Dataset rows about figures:
§

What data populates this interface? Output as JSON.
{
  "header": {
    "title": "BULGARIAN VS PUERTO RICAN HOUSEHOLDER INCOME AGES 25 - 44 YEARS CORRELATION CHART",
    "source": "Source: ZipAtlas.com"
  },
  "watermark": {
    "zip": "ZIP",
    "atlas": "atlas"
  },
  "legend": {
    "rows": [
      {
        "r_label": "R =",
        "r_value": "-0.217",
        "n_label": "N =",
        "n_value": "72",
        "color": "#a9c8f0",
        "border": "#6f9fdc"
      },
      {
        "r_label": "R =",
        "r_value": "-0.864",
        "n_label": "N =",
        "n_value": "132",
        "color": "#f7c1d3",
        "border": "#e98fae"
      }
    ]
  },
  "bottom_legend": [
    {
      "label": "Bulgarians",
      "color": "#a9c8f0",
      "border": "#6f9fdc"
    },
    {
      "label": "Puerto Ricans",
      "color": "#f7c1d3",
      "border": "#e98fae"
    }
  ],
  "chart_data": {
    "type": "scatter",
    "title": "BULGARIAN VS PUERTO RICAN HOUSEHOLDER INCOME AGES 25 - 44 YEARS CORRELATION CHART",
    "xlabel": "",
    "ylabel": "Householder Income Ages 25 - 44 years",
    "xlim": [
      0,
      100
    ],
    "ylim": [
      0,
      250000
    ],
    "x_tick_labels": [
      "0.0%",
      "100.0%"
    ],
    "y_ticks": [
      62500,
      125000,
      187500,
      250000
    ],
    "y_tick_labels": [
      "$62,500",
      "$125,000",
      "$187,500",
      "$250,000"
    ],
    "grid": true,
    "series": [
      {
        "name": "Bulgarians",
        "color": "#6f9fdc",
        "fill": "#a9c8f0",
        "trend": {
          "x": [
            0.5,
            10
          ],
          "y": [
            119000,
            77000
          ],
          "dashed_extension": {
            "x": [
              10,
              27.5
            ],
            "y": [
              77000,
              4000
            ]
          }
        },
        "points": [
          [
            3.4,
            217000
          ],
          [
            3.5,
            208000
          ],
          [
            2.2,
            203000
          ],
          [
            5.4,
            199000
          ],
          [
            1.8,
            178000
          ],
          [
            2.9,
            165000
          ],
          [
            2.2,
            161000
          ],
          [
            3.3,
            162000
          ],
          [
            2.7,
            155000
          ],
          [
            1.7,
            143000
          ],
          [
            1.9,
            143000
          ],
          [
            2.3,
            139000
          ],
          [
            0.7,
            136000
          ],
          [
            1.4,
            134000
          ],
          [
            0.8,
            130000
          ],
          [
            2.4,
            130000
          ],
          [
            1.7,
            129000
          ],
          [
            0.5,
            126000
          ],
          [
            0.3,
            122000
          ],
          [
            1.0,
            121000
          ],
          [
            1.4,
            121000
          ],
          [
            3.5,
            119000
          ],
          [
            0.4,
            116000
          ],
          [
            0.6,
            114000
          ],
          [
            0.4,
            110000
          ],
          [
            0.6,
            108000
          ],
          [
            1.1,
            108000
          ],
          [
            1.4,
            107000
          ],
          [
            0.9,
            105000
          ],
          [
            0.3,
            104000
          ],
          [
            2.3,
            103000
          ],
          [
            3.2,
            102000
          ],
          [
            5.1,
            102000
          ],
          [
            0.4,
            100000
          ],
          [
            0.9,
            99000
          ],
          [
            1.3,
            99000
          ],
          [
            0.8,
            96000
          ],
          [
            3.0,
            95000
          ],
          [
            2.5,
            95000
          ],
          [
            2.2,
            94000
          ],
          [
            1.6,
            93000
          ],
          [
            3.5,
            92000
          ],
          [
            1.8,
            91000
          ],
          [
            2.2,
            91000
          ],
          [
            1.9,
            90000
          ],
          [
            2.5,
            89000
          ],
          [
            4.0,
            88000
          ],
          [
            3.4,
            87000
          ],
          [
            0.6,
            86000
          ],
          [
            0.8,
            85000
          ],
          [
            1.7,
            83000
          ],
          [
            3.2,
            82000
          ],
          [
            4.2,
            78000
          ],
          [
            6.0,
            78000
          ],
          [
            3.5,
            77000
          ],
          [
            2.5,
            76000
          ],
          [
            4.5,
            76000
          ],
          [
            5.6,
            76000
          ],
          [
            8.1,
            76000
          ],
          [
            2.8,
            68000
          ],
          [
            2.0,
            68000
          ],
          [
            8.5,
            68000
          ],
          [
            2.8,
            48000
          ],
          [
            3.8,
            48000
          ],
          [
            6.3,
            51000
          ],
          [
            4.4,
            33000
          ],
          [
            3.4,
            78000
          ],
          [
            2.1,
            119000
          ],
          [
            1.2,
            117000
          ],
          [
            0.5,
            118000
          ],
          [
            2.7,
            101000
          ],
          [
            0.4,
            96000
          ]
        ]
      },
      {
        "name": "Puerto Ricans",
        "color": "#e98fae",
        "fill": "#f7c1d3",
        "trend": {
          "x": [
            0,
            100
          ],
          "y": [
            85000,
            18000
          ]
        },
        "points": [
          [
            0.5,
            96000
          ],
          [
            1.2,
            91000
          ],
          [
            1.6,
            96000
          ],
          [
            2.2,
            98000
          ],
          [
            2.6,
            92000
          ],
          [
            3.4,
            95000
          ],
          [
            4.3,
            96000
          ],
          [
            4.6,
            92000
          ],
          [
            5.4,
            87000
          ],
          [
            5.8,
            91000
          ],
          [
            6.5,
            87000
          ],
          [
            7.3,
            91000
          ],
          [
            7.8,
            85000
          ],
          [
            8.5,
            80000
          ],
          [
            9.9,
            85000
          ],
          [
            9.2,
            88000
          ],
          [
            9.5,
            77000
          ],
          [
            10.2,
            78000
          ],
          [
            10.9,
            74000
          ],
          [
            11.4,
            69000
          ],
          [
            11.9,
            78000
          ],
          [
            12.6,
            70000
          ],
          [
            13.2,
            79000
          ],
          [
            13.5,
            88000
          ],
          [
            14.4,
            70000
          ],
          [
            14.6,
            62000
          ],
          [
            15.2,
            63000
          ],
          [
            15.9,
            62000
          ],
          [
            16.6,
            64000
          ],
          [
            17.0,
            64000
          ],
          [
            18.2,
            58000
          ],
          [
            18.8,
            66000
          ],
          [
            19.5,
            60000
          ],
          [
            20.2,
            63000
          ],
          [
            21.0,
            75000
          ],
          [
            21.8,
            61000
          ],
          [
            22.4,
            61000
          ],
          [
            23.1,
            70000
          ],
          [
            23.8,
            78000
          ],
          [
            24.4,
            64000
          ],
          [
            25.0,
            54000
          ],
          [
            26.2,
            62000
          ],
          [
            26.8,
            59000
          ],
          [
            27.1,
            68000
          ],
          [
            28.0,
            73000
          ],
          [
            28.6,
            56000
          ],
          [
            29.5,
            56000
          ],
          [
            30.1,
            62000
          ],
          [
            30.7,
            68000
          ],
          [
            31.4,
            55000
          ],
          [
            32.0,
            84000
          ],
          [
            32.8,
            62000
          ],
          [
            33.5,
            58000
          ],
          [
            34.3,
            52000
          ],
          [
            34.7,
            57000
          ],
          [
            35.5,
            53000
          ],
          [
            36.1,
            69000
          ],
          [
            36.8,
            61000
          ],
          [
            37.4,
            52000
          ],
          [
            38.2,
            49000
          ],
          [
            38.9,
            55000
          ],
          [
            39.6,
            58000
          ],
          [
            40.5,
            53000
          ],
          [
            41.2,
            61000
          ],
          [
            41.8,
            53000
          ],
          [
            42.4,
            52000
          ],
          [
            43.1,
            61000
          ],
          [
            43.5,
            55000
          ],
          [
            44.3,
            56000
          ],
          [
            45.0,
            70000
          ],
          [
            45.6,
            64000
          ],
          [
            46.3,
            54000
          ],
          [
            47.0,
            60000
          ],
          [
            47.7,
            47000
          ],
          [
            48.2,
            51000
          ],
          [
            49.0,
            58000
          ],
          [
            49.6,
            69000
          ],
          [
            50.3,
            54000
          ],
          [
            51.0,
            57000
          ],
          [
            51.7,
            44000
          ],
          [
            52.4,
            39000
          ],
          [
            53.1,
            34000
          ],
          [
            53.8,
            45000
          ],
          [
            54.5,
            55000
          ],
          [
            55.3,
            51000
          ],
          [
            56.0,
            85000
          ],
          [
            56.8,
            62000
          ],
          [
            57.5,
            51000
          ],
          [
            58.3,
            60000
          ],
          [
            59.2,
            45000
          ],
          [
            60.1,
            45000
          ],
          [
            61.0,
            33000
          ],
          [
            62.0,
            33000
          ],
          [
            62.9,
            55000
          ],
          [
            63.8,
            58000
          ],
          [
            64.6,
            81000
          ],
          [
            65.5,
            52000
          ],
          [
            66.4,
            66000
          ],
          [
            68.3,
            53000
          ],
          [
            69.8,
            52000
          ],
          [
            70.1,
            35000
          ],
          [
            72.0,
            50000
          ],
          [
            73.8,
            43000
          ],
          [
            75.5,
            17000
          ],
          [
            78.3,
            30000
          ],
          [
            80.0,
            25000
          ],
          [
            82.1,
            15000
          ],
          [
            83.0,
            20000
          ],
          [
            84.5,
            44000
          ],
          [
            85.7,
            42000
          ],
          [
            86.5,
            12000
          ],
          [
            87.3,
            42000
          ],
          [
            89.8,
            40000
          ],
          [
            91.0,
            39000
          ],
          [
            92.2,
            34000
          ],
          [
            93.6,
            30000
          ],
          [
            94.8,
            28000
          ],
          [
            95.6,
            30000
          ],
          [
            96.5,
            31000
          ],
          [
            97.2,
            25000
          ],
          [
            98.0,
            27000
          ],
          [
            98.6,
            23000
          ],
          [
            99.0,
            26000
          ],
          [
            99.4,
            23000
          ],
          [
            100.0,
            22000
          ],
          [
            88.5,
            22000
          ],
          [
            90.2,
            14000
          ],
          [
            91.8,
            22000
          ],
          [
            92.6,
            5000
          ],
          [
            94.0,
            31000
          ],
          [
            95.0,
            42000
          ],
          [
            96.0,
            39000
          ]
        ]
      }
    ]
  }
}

§

Stated task:
Copy all lines from the material that hold "color".

Problem solution:
        "color": "#a9c8f0",
        "color": "#f7c1d3",
      "color": "#a9c8f0",
      "color": "#f7c1d3",
        "color": "#6f9fdc",
        "color": "#e98fae",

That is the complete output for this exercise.